[Requirements]
Using the entries below, return word for word the lines from the one containing "Read out every word on this page." up to and including the last.

[Raw records]
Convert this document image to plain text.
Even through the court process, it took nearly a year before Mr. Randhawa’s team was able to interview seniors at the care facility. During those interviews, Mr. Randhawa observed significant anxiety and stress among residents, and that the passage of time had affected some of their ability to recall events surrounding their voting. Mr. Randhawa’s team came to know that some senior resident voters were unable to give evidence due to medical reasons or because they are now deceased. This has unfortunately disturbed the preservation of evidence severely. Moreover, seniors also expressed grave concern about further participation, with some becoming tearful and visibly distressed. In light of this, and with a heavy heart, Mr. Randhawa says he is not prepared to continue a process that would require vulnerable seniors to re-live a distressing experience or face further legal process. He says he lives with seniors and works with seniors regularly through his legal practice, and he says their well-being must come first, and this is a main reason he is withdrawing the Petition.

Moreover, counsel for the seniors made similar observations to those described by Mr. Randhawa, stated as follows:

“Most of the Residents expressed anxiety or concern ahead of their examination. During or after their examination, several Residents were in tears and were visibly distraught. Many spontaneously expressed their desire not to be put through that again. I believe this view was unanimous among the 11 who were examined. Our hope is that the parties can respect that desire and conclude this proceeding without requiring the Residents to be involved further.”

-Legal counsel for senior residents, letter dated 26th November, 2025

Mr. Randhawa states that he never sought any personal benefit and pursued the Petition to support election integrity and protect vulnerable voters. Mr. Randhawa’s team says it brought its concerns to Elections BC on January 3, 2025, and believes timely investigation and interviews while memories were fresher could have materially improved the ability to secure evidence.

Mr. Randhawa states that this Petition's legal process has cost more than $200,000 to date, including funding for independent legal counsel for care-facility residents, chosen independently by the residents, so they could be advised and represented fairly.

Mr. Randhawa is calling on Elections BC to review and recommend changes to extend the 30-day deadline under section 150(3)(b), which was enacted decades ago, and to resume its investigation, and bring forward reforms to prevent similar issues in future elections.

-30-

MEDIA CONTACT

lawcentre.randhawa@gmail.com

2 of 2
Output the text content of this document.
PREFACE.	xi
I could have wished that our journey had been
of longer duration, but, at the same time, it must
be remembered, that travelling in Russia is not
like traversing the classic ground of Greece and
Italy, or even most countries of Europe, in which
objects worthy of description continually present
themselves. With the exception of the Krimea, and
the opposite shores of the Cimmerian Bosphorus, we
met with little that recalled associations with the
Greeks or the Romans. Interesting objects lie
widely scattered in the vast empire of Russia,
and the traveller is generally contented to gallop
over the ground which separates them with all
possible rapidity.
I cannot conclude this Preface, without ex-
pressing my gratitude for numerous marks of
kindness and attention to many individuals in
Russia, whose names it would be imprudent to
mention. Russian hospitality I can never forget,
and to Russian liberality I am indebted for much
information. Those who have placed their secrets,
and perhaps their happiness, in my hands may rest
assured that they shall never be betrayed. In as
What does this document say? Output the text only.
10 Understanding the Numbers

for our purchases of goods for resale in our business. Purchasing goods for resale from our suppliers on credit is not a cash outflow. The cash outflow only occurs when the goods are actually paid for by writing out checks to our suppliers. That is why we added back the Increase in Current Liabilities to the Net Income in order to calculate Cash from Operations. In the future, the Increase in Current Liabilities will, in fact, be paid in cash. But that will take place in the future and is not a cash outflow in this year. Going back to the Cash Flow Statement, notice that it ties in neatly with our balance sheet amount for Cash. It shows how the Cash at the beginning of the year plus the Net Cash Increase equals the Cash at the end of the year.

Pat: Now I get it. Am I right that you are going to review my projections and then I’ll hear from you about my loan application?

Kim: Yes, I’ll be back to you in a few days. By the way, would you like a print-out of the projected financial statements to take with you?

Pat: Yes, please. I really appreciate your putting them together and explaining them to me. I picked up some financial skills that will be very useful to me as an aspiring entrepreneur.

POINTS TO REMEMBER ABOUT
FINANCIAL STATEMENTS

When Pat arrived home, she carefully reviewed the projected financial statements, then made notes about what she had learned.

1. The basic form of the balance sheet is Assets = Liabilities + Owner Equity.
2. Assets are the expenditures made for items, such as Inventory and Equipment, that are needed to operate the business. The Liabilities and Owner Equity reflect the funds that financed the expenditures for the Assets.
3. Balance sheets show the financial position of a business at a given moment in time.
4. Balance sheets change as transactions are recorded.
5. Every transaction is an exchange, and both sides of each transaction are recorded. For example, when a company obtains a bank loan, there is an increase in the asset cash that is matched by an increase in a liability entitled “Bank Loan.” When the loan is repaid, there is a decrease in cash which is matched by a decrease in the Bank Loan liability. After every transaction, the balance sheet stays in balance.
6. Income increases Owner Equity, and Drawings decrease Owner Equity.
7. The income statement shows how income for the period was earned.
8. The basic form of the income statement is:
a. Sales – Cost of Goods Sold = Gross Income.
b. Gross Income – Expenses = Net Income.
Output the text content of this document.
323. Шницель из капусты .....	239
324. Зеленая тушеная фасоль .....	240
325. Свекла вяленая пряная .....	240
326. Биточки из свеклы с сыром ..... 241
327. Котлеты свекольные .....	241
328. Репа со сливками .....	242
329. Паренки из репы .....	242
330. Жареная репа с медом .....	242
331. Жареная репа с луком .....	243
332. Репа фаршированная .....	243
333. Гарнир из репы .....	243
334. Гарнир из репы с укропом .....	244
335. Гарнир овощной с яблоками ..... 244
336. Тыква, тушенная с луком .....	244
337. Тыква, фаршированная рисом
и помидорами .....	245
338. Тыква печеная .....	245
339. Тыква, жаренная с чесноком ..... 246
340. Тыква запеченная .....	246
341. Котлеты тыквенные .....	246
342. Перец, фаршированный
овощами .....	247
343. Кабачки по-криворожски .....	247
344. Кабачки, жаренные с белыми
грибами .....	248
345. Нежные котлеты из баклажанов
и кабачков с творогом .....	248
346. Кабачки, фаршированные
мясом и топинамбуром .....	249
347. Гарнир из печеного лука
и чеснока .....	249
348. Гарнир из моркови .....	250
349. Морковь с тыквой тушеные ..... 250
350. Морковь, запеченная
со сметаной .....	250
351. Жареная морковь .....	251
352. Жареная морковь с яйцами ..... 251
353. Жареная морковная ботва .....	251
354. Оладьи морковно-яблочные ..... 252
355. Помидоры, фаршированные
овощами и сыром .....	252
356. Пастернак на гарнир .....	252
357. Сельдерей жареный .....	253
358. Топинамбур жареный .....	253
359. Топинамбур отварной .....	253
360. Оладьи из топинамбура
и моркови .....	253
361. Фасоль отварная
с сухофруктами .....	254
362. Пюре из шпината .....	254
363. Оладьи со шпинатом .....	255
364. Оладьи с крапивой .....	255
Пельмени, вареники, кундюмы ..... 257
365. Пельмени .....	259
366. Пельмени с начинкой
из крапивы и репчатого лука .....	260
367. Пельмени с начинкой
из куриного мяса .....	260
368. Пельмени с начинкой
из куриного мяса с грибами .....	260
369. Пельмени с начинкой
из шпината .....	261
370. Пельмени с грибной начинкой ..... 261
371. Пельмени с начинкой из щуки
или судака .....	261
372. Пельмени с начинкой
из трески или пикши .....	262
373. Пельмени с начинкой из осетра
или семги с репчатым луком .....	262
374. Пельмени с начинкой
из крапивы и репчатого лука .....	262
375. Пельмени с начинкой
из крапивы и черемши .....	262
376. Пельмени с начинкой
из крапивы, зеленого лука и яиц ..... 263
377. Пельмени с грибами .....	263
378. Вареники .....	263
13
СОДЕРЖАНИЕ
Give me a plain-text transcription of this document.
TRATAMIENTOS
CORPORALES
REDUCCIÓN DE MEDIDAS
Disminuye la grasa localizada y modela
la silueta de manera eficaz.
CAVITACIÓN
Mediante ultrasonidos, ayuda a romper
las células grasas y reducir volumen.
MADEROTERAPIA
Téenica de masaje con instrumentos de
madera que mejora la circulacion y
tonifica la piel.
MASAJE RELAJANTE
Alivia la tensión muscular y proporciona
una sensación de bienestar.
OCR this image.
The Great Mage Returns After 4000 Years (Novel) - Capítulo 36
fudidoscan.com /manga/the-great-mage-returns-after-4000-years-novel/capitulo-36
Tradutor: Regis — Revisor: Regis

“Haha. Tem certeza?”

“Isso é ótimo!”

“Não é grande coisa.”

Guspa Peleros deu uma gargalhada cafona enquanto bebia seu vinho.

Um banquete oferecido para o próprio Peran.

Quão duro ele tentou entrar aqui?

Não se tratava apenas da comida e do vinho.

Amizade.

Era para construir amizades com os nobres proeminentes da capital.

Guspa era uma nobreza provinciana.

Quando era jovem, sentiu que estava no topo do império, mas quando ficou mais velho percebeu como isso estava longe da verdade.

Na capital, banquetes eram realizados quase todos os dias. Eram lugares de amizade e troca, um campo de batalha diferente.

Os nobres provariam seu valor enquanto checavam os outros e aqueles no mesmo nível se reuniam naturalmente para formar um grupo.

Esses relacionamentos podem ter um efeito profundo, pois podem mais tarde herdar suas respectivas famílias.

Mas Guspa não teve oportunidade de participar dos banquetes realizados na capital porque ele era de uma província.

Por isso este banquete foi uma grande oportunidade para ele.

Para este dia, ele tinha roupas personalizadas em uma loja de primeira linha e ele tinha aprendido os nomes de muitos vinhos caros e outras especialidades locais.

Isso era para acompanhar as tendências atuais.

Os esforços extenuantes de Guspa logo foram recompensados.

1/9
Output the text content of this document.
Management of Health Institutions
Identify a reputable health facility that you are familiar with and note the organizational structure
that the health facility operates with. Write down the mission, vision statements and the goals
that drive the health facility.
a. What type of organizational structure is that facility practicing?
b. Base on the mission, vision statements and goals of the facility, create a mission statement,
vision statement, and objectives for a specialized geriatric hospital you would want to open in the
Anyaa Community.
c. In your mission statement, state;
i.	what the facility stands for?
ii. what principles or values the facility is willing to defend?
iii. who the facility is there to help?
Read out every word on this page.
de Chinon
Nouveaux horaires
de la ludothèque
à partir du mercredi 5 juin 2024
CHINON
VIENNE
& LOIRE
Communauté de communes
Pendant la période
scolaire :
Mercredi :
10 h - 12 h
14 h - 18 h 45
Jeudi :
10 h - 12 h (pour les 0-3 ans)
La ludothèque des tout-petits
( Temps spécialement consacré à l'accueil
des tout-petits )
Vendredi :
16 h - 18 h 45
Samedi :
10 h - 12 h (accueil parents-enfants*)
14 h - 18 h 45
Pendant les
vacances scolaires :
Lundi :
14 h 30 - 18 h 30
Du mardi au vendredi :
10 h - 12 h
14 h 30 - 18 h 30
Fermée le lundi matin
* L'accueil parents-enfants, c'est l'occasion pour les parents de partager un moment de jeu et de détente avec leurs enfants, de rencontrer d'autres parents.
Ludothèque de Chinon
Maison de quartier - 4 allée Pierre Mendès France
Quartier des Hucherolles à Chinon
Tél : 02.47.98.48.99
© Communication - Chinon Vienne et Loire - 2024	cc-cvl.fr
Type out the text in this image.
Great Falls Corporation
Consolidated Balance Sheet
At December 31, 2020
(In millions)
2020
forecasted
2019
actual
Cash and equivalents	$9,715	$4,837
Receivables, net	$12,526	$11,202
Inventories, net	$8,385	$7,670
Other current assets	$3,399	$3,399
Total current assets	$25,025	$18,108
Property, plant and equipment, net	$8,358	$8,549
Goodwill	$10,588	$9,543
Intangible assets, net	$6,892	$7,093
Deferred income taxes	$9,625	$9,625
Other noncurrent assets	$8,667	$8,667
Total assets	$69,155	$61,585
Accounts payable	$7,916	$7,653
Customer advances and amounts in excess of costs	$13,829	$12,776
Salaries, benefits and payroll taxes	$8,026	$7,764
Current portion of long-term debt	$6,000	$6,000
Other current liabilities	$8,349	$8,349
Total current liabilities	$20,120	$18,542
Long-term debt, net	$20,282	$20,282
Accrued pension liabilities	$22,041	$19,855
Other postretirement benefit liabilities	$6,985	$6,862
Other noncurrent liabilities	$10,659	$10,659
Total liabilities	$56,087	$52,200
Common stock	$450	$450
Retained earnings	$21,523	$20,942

[Exercise output]
Read out every word on this page.
de Chinon
Nouveaux horaires
de la ludothèque
à partir du mercredi 5 juin 2024
CHINON
VIENNE
& LOIRE
Communauté de communes
Pendant la période
scolaire :
Mercredi :
10 h - 12 h
14 h - 18 h 45
Jeudi :
10 h - 12 h (pour les 0-3 ans)
La ludothèque des tout-petits
( Temps spécialement consacré à l'accueil
des tout-petits )
Vendredi :
16 h - 18 h 45
Samedi :
10 h - 12 h (accueil parents-enfants*)
14 h - 18 h 45
Pendant les
vacances scolaires :
Lundi :
14 h 30 - 18 h 30
Du mardi au vendredi :
10 h - 12 h
14 h 30 - 18 h 30
Fermée le lundi matin
* L'accueil parents-enfants, c'est l'occasion pour les parents de partager un moment de jeu et de détente avec leurs enfants, de rencontrer d'autres parents.
Ludothèque de Chinon
Maison de quartier - 4 allée Pierre Mendès France
Quartier des Hucherolles à Chinon
Tél : 02.47.98.48.99
© Communication - Chinon Vienne et Loire - 2024	cc-cvl.fr
Type out the text in this image.
Great Falls Corporation
Consolidated Balance Sheet
At December 31, 2020
(In millions)
2020
forecasted
2019
actual
Cash and equivalents	$9,715	$4,837
Receivables, net	$12,526	$11,202
Inventories, net	$8,385	$7,670
Other current assets	$3,399	$3,399
Total current assets	$25,025	$18,108
Property, plant and equipment, net	$8,358	$8,549
Goodwill	$10,588	$9,543
Intangible assets, net	$6,892	$7,093
Deferred income taxes	$9,625	$9,625
Other noncurrent assets	$8,667	$8,667
Total assets	$69,155	$61,585
Accounts payable	$7,916	$7,653
Customer advances and amounts in excess of costs	$13,829	$12,776
Salaries, benefits and payroll taxes	$8,026	$7,764
Current portion of long-term debt	$6,000	$6,000
Other current liabilities	$8,349	$8,349
Total current liabilities	$20,120	$18,542
Long-term debt, net	$20,282	$20,282
Accrued pension liabilities	$22,041	$19,855
Other postretirement benefit liabilities	$6,985	$6,862
Other noncurrent liabilities	$10,659	$10,659
Total liabilities	$56,087	$52,200
Common stock	$450	$450
Retained earnings	$21,523	$20,942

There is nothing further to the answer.